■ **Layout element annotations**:
-- BEGIN --

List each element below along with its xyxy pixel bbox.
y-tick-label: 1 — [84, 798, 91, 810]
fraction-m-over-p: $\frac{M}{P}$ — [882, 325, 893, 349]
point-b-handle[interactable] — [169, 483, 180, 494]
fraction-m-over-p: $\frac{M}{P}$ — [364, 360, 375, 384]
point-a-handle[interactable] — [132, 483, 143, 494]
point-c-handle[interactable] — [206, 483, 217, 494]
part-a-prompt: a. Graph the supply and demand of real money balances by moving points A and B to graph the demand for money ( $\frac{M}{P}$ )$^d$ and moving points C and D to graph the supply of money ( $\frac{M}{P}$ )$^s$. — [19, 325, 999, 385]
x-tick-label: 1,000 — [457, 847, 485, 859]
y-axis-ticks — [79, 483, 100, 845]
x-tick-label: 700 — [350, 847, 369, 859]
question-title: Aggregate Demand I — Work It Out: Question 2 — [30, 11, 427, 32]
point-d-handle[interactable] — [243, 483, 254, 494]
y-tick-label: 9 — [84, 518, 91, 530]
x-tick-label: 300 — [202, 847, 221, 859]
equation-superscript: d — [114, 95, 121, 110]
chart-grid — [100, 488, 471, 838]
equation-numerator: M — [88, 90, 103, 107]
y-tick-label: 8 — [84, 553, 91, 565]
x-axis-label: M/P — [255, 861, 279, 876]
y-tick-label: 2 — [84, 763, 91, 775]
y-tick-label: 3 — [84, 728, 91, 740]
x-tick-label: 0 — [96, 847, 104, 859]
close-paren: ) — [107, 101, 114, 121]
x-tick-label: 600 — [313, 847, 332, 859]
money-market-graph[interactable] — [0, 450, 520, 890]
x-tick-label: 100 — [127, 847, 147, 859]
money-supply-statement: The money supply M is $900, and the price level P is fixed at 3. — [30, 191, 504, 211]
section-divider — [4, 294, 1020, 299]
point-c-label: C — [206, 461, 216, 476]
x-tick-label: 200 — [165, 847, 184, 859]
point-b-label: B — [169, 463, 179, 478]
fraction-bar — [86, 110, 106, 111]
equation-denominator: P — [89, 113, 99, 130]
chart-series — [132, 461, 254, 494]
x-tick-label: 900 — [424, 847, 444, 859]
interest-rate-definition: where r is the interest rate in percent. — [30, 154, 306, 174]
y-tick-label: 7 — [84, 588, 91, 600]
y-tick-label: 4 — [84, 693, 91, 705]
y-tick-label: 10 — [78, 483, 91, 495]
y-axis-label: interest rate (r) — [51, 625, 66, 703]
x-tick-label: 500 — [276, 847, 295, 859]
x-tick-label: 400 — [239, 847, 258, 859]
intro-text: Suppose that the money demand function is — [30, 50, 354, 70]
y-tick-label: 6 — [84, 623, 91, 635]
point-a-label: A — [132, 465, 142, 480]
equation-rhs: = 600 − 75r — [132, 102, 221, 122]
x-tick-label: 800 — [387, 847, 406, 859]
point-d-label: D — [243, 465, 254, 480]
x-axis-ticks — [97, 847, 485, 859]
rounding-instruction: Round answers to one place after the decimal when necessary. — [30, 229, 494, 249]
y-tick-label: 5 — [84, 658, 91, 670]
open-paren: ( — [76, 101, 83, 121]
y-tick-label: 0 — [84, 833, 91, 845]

-- END --

■ **Stated goal**: Could you recast the lines above as a JSON list of strings, with one string per line and blank lines dropped?

■ **Answer for this exercise**:
[
  "List each element below along with its xyxy pixel bbox.",
  "y-tick-label: 1 — [84, 798, 91, 810]",
  "fraction-m-over-p: $\\frac{M}{P}$ — [882, 325, 893, 349]",
  "point-b-handle[interactable] — [169, 483, 180, 494]",
  "fraction-m-over-p: $\\frac{M}{P}$ — [364, 360, 375, 384]",
  "point-a-handle[interactable] — [132, 483, 143, 494]",
  "point-c-handle[interactable] — [206, 483, 217, 494]",
  "part-a-prompt: a. Graph the supply and demand of real money balances by moving points A and B to graph the demand for money ( $\\frac{M}{P}$ )$^d$ and moving points C and D to graph the supply of money ( $\\frac{M}{P}$ )$^s$. — [19, 325, 999, 385]",
  "x-tick-label: 1,000 — [457, 847, 485, 859]",
  "y-axis-ticks — [79, 483, 100, 845]",
  "x-tick-label: 700 — [350, 847, 369, 859]",
  "question-title: Aggregate Demand I — Work It Out: Question 2 — [30, 11, 427, 32]",
  "point-d-handle[interactable] — [243, 483, 254, 494]",
  "y-tick-label: 9 — [84, 518, 91, 530]",
  "x-tick-label: 300 — [202, 847, 221, 859]",
  "equation-superscript: d — [114, 95, 121, 110]",
  "chart-grid — [100, 488, 471, 838]",
  "equation-numerator: M — [88, 90, 103, 107]",
  "y-tick-label: 8 — [84, 553, 91, 565]",
  "x-axis-label: M/P — [255, 861, 279, 876]",
  "y-tick-label: 2 — [84, 763, 91, 775]",
  "y-tick-label: 3 — [84, 728, 91, 740]",
  "x-tick-label: 0 — [96, 847, 104, 859]",
  "close-paren: ) — [107, 101, 114, 121]",
  "x-tick-label: 600 — [313, 847, 332, 859]",
  "money-market-graph[interactable] — [0, 450, 520, 890]",
  "x-tick-label: 100 — [127, 847, 147, 859]",
  "money-supply-statement: The money supply M is $900, and the price level P is fixed at 3. — [30, 191, 504, 211]",
  "section-divider — [4, 294, 1020, 299]",
  "point-c-label: C — [206, 461, 216, 476]",
  "x-tick-label: 200 — [165, 847, 184, 859]",
  "point-b-label: B — [169, 463, 179, 478]",
  "fraction-bar — [86, 110, 106, 111]",
  "equation-denominator: P — [89, 113, 99, 130]",
  "chart-series — [132, 461, 254, 494]",
  "x-tick-label: 900 — [424, 847, 444, 859]",
  "interest-rate-definition: where r is the interest rate in percent. — [30, 154, 306, 174]",
  "y-tick-label: 7 — [84, 588, 91, 600]",
  "y-tick-label: 4 — [84, 693, 91, 705]",
  "y-tick-label: 10 — [78, 483, 91, 495]",
  "y-axis-label: interest rate (r) — [51, 625, 66, 703]",
  "x-tick-label: 500 — [276, 847, 295, 859]",
  "x-tick-label: 400 — [239, 847, 258, 859]",
  "intro-text: Suppose that the money demand function is — [30, 50, 354, 70]",
  "y-tick-label: 6 — [84, 623, 91, 635]",
  "point-a-label: A — [132, 465, 142, 480]",
  "equation-rhs: = 600 − 75r — [132, 102, 221, 122]",
  "x-tick-label: 800 — [387, 847, 406, 859]",
  "point-d-label: D — [243, 465, 254, 480]",
  "x-axis-ticks — [97, 847, 485, 859]",
  "rounding-instruction: Round answers to one place after the decimal when necessary. — [30, 229, 494, 249]",
  "y-tick-label: 5 — [84, 658, 91, 670]",
  "open-paren: ( — [76, 101, 83, 121]",
  "y-tick-label: 0 — [84, 833, 91, 845]"
]